DIRECTION:
Pull every line with the word "Children" out of the entries below.

DATA EXCERPTS:

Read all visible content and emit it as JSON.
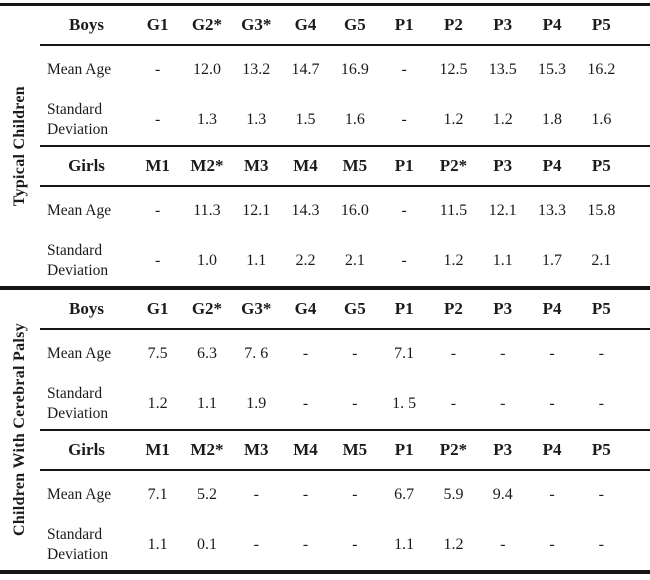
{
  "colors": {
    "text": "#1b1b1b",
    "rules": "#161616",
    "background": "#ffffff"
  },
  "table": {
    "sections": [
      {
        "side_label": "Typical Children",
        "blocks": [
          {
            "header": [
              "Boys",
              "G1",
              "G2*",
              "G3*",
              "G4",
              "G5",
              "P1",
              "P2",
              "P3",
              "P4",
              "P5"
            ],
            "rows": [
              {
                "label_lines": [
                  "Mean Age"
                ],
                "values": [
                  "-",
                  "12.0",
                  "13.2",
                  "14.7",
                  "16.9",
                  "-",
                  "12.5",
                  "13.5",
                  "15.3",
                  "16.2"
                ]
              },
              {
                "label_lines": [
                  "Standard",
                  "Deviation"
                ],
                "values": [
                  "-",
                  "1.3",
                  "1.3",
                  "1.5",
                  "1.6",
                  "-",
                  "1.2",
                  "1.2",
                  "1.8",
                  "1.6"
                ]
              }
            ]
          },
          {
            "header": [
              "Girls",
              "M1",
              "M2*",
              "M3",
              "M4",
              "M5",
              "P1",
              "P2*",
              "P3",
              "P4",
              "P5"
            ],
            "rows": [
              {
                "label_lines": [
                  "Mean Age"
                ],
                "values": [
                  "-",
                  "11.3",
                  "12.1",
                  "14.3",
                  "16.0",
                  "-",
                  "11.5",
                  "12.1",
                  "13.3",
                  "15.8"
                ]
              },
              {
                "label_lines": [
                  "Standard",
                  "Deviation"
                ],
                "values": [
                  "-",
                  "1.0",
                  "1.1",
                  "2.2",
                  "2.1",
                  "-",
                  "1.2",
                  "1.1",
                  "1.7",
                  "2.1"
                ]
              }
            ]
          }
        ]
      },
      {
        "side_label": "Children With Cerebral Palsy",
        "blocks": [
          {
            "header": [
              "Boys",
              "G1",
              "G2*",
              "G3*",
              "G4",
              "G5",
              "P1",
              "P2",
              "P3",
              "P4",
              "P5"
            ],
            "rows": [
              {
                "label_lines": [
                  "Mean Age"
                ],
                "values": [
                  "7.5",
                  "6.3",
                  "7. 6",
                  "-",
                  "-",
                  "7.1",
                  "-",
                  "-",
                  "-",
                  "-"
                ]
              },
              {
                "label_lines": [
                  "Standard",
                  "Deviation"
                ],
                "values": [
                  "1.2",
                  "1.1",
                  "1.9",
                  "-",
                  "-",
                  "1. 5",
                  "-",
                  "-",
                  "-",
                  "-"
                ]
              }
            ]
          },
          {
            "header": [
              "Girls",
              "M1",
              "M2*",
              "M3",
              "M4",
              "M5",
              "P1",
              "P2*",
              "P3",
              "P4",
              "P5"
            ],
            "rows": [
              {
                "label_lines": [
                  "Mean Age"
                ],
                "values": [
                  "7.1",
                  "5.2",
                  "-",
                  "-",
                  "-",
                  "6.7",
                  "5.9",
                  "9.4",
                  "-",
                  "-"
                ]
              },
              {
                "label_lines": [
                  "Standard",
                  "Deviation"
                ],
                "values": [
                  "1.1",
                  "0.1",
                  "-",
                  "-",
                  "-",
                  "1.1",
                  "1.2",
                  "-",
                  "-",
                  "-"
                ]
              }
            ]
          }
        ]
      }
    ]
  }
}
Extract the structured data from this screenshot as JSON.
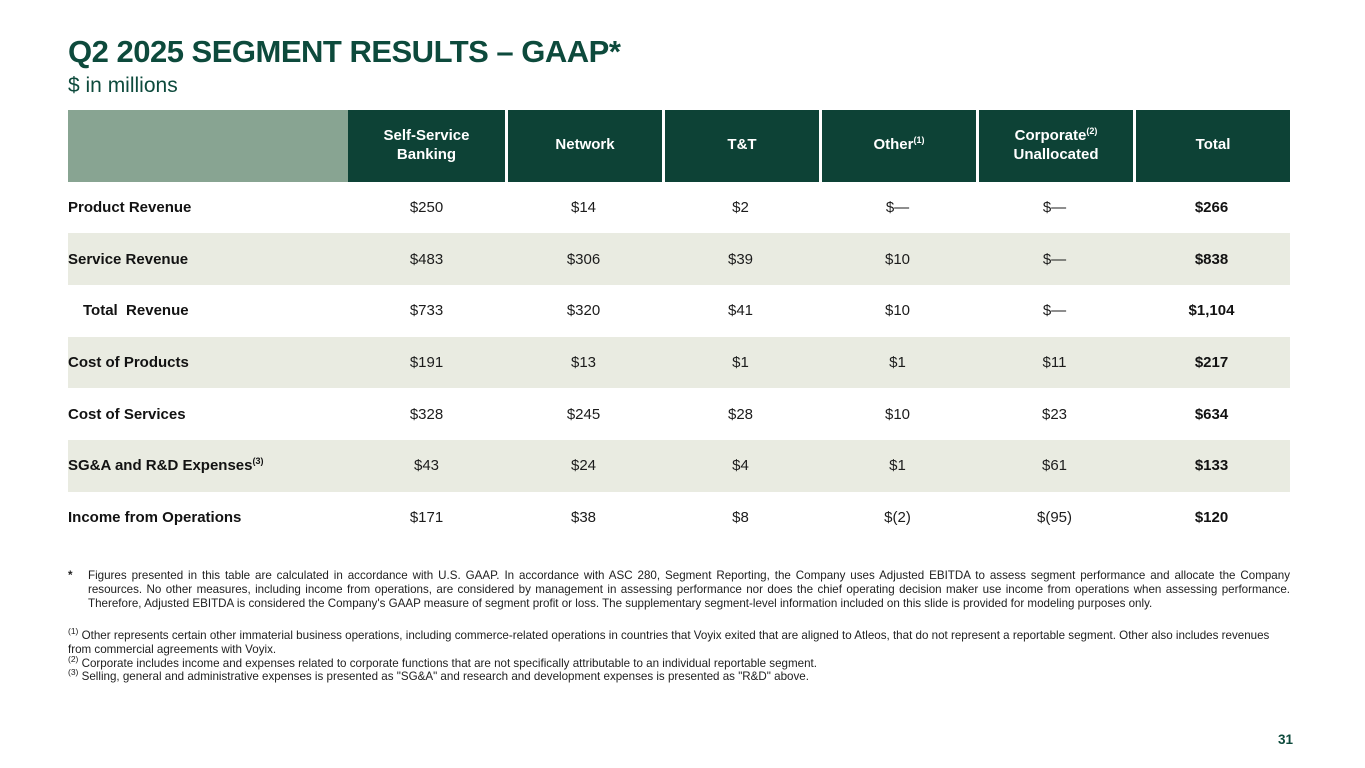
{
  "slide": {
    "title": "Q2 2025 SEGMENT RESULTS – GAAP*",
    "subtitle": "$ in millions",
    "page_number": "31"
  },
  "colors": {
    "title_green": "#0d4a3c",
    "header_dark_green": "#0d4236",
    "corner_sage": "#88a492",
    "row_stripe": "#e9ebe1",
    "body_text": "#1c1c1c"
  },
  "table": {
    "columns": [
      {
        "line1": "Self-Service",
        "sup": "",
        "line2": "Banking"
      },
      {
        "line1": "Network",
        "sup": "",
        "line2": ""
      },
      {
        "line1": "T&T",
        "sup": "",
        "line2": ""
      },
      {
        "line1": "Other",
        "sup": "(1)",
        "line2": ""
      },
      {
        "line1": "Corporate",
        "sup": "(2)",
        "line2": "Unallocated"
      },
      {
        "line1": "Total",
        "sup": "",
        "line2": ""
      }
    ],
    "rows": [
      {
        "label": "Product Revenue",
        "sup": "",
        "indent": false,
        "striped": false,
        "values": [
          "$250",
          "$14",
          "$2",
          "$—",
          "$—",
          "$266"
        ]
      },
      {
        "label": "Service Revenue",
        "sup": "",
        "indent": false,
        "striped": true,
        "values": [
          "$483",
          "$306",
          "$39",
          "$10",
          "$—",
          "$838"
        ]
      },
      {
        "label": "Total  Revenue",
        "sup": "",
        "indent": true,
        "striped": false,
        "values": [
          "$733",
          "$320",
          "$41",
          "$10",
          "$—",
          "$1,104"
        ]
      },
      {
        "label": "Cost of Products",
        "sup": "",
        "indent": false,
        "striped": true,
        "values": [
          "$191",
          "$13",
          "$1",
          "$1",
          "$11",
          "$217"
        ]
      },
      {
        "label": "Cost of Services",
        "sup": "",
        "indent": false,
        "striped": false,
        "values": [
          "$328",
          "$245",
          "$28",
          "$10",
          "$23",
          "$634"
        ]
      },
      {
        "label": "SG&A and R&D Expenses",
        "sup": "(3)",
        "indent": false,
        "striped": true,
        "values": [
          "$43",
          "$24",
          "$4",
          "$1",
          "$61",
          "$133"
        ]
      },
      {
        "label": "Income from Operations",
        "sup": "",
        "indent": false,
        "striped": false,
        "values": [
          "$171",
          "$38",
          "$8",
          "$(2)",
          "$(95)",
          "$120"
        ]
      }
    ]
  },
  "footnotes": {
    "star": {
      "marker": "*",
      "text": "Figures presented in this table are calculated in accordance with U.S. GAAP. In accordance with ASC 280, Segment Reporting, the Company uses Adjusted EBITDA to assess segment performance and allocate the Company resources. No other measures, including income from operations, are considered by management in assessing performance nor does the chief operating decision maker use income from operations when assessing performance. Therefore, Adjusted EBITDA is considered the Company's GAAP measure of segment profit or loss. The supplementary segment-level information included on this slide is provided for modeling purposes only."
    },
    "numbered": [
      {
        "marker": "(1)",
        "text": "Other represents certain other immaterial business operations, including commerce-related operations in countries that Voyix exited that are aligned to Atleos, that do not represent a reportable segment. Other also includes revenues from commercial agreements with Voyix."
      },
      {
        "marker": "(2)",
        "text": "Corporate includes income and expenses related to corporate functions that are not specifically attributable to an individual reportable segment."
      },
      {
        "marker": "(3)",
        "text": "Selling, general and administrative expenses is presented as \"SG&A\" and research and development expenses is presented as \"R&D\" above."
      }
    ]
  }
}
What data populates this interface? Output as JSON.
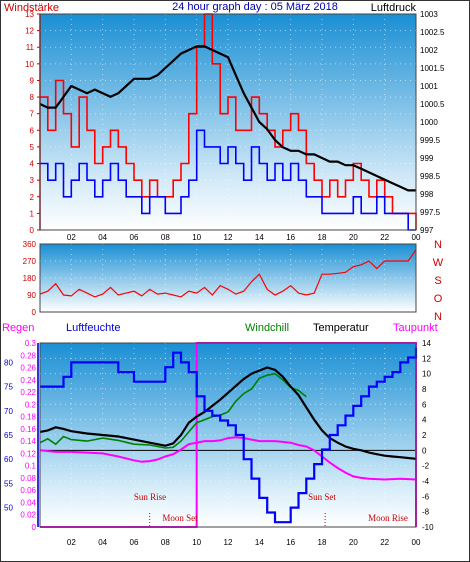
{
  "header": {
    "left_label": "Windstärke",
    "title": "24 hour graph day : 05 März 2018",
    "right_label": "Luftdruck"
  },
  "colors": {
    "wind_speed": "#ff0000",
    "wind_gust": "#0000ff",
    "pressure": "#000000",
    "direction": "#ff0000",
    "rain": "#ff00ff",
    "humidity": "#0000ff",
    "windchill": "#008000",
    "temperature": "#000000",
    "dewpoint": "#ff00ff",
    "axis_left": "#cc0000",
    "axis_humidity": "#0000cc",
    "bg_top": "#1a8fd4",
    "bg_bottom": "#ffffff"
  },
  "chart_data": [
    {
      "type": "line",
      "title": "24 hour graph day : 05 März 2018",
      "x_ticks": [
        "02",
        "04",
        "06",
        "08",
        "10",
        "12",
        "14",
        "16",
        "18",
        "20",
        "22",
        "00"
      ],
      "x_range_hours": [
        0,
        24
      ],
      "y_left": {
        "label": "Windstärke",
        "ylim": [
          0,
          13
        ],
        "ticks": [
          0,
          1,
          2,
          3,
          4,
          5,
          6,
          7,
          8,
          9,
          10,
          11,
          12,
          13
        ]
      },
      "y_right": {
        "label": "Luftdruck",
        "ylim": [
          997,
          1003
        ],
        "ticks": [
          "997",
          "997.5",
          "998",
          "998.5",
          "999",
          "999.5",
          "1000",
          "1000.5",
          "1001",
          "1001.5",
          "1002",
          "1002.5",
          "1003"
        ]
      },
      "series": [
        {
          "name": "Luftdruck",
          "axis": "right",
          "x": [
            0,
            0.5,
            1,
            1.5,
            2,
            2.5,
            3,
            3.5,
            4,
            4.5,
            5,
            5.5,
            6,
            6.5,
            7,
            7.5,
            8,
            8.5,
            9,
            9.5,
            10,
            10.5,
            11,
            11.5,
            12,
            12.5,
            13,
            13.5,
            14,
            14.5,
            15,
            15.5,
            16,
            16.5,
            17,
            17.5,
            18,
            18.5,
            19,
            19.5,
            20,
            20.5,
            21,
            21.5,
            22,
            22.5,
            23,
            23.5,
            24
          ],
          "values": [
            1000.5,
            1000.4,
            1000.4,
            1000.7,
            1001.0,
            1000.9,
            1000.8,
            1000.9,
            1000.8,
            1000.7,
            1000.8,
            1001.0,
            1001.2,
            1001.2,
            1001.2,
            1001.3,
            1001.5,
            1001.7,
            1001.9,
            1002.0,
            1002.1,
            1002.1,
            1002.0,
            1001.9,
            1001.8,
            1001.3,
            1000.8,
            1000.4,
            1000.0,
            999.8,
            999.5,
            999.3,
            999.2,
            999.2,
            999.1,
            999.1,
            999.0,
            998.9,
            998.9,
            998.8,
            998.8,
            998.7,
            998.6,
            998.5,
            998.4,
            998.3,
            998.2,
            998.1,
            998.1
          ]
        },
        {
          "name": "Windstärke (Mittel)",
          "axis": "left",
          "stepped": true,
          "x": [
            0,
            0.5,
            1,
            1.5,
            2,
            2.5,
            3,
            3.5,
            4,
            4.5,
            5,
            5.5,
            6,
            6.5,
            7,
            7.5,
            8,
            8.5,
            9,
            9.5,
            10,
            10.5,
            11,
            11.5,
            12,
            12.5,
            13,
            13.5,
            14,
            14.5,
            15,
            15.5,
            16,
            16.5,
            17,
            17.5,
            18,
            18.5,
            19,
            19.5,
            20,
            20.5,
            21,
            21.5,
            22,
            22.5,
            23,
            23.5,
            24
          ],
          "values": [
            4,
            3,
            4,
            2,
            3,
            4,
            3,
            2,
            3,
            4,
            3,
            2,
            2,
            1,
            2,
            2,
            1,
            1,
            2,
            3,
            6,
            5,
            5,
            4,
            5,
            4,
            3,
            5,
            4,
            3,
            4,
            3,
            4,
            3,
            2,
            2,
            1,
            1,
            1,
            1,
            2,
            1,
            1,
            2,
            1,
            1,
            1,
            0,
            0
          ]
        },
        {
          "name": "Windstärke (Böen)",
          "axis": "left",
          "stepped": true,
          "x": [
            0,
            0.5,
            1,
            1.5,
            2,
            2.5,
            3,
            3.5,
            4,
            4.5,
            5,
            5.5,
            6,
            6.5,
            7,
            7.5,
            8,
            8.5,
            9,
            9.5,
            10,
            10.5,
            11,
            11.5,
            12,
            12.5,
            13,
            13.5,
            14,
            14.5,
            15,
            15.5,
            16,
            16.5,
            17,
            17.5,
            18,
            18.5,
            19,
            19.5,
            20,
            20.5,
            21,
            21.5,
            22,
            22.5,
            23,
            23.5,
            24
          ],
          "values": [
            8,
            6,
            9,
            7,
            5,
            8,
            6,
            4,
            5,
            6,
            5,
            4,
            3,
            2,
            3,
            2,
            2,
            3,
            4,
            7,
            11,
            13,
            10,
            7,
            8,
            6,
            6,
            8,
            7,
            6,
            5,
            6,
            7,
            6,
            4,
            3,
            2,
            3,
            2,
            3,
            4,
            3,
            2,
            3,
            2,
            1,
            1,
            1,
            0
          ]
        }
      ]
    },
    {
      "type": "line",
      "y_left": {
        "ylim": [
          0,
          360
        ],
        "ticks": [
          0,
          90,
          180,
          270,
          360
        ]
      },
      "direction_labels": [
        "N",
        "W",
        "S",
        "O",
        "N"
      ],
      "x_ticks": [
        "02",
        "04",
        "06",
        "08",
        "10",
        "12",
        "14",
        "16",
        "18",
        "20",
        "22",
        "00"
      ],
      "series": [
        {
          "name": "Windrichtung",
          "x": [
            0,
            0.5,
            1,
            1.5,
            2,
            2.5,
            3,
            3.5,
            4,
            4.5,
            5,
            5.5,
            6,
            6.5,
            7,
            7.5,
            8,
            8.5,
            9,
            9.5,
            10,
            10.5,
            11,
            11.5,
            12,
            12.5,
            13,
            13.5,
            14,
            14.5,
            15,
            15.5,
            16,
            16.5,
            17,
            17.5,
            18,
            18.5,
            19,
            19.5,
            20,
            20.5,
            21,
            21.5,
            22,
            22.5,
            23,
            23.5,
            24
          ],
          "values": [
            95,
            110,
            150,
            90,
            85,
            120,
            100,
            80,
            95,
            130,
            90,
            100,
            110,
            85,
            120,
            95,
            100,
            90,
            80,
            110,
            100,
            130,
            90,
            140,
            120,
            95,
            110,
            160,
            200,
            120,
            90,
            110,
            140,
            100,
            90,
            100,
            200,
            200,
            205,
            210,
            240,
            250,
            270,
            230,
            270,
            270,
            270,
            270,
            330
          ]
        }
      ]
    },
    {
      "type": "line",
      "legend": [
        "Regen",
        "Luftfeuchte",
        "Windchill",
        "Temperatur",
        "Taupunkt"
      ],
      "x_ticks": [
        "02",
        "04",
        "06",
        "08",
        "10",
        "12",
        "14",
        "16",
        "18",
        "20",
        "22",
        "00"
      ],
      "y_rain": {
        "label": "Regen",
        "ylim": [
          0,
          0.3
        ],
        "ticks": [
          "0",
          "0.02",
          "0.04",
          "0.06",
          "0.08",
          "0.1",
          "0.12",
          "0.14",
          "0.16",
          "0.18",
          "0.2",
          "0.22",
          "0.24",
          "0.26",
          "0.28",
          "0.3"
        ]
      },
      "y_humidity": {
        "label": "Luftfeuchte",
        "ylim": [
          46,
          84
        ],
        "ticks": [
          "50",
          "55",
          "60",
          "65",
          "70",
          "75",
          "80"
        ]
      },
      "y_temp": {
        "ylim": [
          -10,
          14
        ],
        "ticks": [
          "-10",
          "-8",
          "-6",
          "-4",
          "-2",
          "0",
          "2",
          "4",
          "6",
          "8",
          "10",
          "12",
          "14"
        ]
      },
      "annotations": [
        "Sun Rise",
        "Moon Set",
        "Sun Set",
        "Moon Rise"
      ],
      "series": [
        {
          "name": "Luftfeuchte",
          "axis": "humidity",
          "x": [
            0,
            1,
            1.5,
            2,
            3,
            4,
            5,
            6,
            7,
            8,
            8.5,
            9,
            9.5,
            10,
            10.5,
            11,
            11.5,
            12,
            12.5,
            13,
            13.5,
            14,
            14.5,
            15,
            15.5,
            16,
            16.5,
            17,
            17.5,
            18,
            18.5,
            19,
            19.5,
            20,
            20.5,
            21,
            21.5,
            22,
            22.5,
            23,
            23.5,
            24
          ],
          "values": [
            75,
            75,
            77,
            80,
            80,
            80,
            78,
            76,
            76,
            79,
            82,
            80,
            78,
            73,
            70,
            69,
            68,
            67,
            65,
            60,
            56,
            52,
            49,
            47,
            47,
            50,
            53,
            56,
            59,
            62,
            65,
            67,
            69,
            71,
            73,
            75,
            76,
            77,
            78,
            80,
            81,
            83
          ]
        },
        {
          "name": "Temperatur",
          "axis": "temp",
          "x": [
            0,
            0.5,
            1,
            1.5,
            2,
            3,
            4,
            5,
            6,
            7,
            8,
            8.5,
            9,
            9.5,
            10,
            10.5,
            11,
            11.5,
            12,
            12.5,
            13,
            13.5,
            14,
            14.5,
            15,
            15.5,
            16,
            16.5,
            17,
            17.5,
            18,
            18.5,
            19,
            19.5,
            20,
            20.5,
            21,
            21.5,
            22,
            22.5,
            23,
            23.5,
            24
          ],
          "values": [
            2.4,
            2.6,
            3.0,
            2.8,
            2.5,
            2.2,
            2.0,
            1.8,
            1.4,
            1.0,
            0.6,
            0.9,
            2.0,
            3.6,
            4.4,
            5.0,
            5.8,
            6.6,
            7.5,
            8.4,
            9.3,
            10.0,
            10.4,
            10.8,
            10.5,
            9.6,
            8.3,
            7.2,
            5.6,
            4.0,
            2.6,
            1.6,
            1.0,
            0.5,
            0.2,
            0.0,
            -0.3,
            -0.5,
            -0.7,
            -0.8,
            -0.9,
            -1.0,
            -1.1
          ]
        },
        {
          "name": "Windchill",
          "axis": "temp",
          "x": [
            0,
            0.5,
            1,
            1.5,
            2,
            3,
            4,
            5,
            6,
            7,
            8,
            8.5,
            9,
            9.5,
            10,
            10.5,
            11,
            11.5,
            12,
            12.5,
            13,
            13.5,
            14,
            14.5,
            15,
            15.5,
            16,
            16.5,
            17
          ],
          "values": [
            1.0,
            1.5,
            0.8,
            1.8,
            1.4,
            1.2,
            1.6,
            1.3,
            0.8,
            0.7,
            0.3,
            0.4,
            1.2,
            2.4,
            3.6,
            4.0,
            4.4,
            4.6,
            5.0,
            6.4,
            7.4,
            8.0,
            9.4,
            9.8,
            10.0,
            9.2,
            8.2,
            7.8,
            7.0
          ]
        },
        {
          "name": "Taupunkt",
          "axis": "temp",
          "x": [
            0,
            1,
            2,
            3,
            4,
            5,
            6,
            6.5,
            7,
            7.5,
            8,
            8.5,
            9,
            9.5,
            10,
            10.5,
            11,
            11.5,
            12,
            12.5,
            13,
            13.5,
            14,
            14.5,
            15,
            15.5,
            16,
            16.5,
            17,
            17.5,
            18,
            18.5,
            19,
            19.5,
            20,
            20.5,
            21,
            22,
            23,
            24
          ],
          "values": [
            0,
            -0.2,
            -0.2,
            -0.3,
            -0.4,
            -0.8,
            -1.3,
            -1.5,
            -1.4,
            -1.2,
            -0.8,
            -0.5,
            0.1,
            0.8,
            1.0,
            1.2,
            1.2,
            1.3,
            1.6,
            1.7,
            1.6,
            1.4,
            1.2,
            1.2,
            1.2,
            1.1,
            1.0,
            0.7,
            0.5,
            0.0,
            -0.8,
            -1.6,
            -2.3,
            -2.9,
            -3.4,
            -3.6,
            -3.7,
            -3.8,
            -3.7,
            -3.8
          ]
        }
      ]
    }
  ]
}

COMPLETE ANSWER:
        "side_label": "Typical Children",
        "side_label": "Children With Cerebral Palsy",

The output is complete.